EXERCISE DATA -
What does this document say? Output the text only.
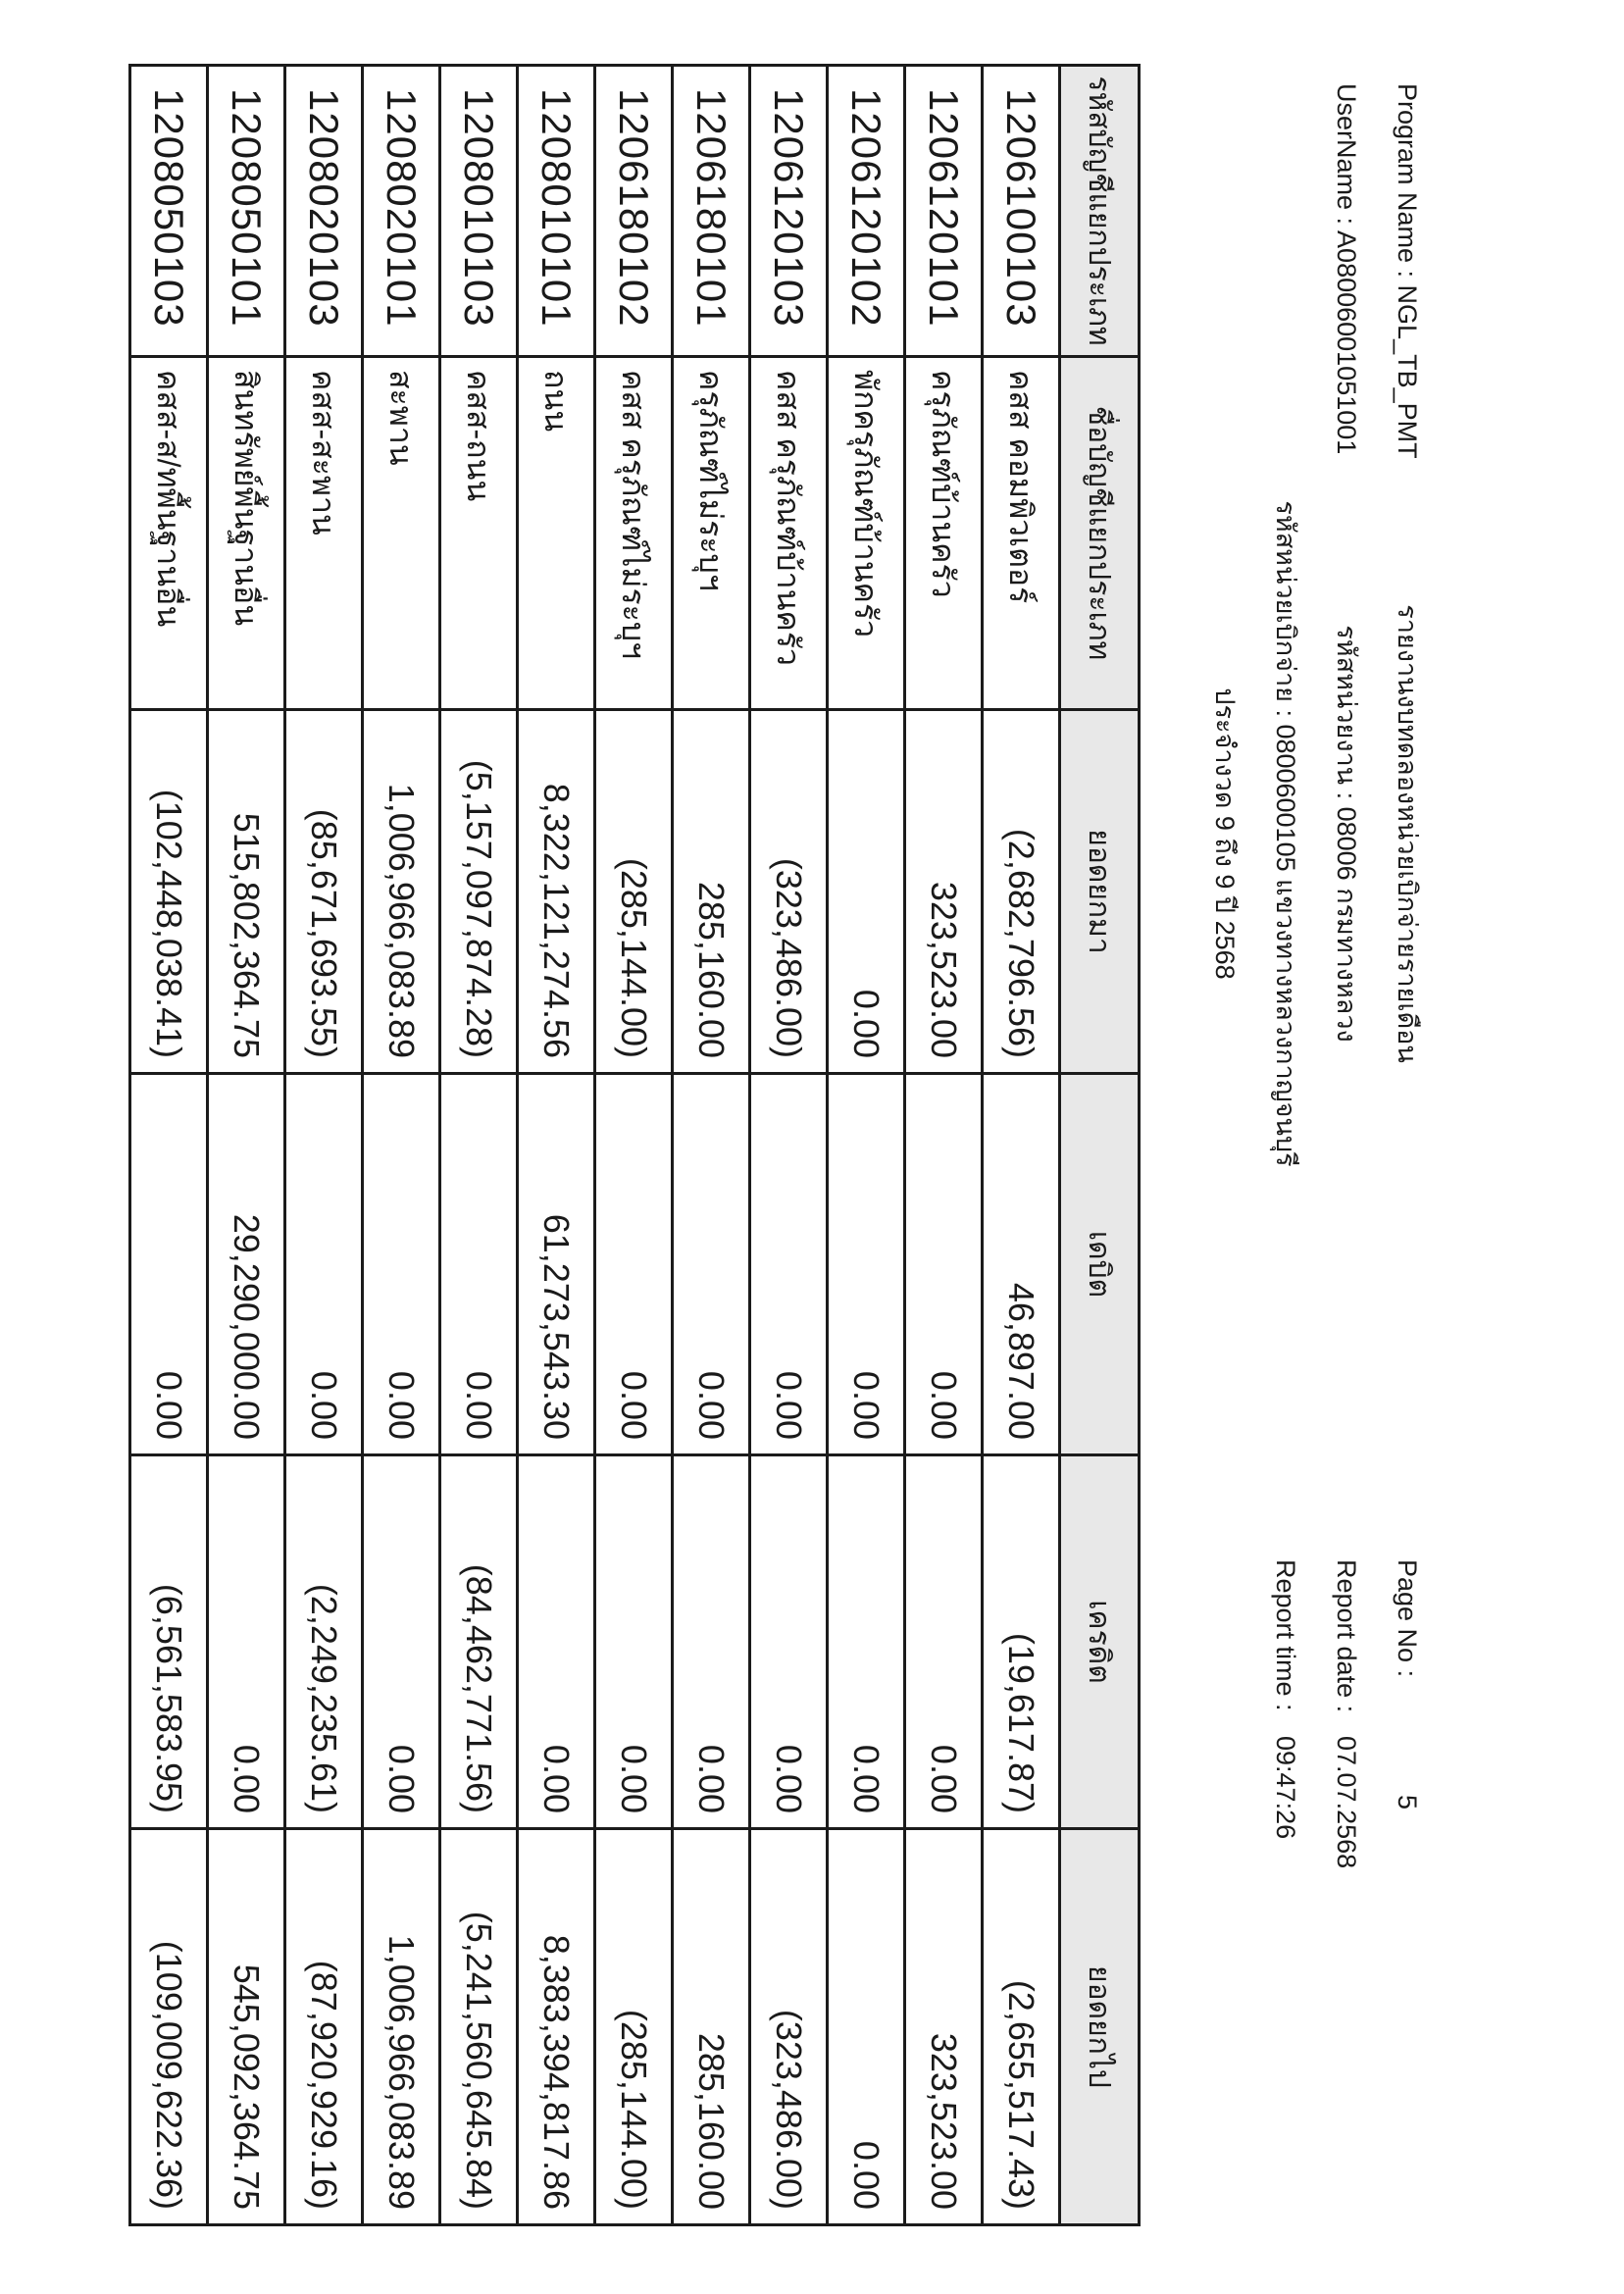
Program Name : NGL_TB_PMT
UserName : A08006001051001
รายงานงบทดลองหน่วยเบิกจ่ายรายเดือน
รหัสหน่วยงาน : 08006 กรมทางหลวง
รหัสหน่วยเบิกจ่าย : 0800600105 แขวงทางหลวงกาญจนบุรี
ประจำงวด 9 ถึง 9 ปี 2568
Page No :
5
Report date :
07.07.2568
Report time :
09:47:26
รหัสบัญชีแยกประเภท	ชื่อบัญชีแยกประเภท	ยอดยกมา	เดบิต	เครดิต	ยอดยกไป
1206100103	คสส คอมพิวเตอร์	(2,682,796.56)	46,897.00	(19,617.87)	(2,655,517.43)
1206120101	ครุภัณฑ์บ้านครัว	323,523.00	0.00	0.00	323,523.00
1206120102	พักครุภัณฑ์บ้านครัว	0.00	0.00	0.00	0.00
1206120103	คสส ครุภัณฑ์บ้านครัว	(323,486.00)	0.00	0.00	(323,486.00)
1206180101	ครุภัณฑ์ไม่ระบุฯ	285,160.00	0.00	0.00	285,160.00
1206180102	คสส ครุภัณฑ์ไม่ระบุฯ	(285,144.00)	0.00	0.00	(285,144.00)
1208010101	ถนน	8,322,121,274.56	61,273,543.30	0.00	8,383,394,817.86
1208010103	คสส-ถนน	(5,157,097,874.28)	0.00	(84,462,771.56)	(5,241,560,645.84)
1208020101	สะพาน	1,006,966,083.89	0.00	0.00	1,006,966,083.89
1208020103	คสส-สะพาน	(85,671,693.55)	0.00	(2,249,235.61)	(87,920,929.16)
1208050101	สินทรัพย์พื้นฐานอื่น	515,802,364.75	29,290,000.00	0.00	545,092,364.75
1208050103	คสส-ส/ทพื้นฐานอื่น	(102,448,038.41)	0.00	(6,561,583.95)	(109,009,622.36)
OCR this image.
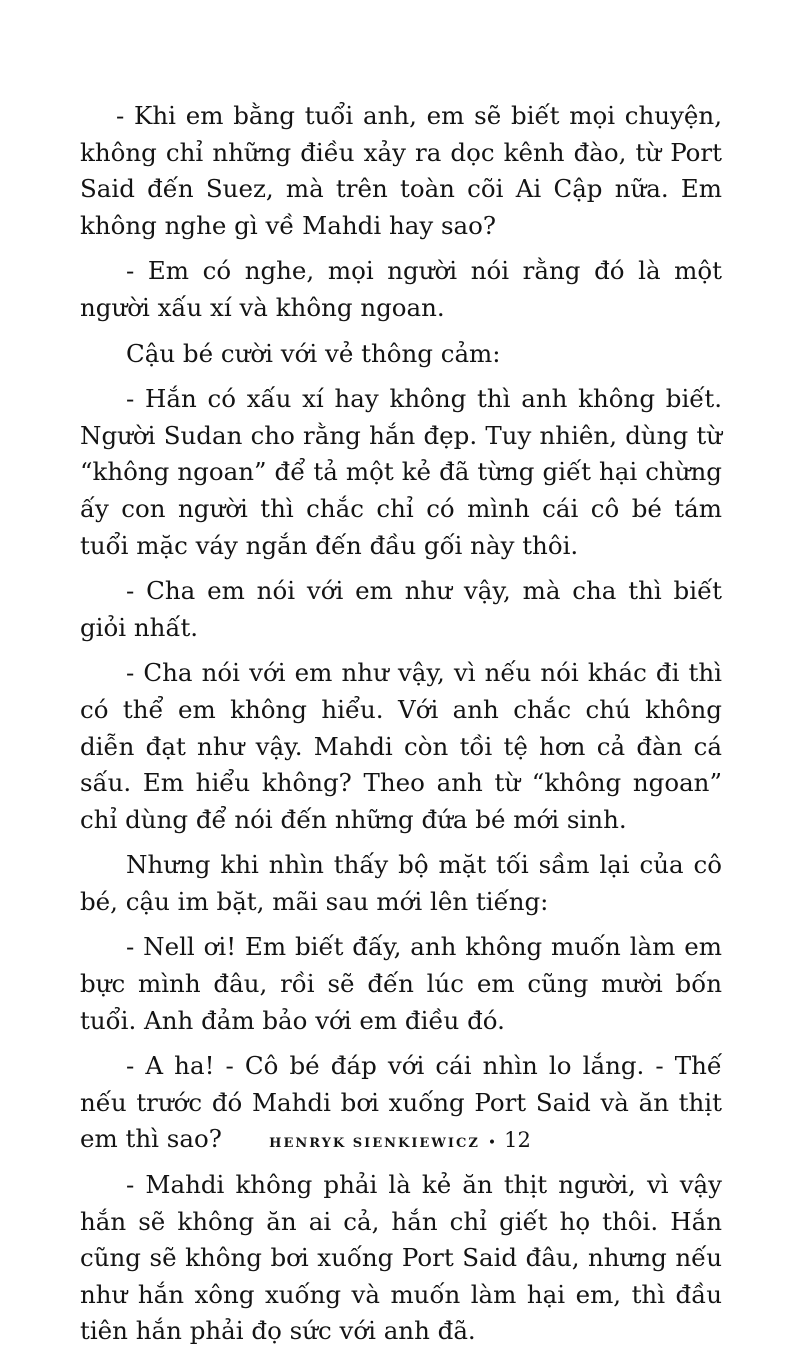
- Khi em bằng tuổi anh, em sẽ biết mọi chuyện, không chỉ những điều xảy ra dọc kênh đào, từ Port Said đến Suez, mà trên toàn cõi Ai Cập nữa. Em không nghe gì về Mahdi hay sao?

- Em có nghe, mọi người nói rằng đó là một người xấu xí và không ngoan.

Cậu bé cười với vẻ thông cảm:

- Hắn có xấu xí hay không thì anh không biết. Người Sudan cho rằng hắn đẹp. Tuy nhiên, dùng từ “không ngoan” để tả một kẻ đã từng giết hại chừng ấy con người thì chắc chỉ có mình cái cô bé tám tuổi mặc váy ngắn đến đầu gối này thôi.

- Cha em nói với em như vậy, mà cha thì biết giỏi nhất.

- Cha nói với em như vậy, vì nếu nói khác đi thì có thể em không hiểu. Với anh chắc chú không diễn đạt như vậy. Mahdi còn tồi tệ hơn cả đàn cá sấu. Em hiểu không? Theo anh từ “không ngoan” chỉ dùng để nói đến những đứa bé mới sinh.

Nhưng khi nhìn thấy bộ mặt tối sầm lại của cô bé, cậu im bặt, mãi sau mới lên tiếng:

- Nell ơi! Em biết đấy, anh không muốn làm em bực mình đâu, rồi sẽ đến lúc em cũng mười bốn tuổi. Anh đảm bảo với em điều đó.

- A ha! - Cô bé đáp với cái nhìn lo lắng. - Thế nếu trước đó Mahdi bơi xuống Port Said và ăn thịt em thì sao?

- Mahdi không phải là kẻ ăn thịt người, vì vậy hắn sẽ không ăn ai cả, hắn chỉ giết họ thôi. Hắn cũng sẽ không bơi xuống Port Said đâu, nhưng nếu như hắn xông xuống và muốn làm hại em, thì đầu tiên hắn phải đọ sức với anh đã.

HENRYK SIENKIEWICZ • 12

TASK STATEMENT -
Give all the entries again exactly, dropping each picture.

ANSWER TO THE TASK -
What does this document say? Output the text only.
Program Name : NGL_TB_PMT
UserName : A08006001051001
รายงานงบทดลองหน่วยเบิกจ่ายรายเดือน
รหัสหน่วยงาน : 08006 กรมทางหลวง
รหัสหน่วยเบิกจ่าย : 0800600105 แขวงทางหลวงกาญจนบุรี
ประจำงวด 9 ถึง 9 ปี 2568
Page No :
5
Report date :
07.07.2568
Report time :
09:47:26
รหัสบัญชีแยกประเภท	ชื่อบัญชีแยกประเภท	ยอดยกมา	เดบิต	เครดิต	ยอดยกไป
1206100103	คสส คอมพิวเตอร์	(2,682,796.56)	46,897.00	(19,617.87)	(2,655,517.43)
1206120101	ครุภัณฑ์บ้านครัว	323,523.00	0.00	0.00	323,523.00
1206120102	พักครุภัณฑ์บ้านครัว	0.00	0.00	0.00	0.00
1206120103	คสส ครุภัณฑ์บ้านครัว	(323,486.00)	0.00	0.00	(323,486.00)
1206180101	ครุภัณฑ์ไม่ระบุฯ	285,160.00	0.00	0.00	285,160.00
1206180102	คสส ครุภัณฑ์ไม่ระบุฯ	(285,144.00)	0.00	0.00	(285,144.00)
1208010101	ถนน	8,322,121,274.56	61,273,543.30	0.00	8,383,394,817.86
1208010103	คสส-ถนน	(5,157,097,874.28)	0.00	(84,462,771.56)	(5,241,560,645.84)
1208020101	สะพาน	1,006,966,083.89	0.00	0.00	1,006,966,083.89
1208020103	คสส-สะพาน	(85,671,693.55)	0.00	(2,249,235.61)	(87,920,929.16)
1208050101	สินทรัพย์พื้นฐานอื่น	515,802,364.75	29,290,000.00	0.00	545,092,364.75
1208050103	คสส-ส/ทพื้นฐานอื่น	(102,448,038.41)	0.00	(6,561,583.95)	(109,009,622.36)
OCR this image.
- Khi em bằng tuổi anh, em sẽ biết mọi chuyện, không chỉ những điều xảy ra dọc kênh đào, từ Port Said đến Suez, mà trên toàn cõi Ai Cập nữa. Em không nghe gì về Mahdi hay sao?

- Em có nghe, mọi người nói rằng đó là một người xấu xí và không ngoan.

Cậu bé cười với vẻ thông cảm:

- Hắn có xấu xí hay không thì anh không biết. Người Sudan cho rằng hắn đẹp. Tuy nhiên, dùng từ “không ngoan” để tả một kẻ đã từng giết hại chừng ấy con người thì chắc chỉ có mình cái cô bé tám tuổi mặc váy ngắn đến đầu gối này thôi.

- Cha em nói với em như vậy, mà cha thì biết giỏi nhất.

- Cha nói với em như vậy, vì nếu nói khác đi thì có thể em không hiểu. Với anh chắc chú không diễn đạt như vậy. Mahdi còn tồi tệ hơn cả đàn cá sấu. Em hiểu không? Theo anh từ “không ngoan” chỉ dùng để nói đến những đứa bé mới sinh.

Nhưng khi nhìn thấy bộ mặt tối sầm lại của cô bé, cậu im bặt, mãi sau mới lên tiếng:

- Nell ơi! Em biết đấy, anh không muốn làm em bực mình đâu, rồi sẽ đến lúc em cũng mười bốn tuổi. Anh đảm bảo với em điều đó.

- A ha! - Cô bé đáp với cái nhìn lo lắng. - Thế nếu trước đó Mahdi bơi xuống Port Said và ăn thịt em thì sao?

- Mahdi không phải là kẻ ăn thịt người, vì vậy hắn sẽ không ăn ai cả, hắn chỉ giết họ thôi. Hắn cũng sẽ không bơi xuống Port Said đâu, nhưng nếu như hắn xông xuống và muốn làm hại em, thì đầu tiên hắn phải đọ sức với anh đã.

HENRYK SIENKIEWICZ • 12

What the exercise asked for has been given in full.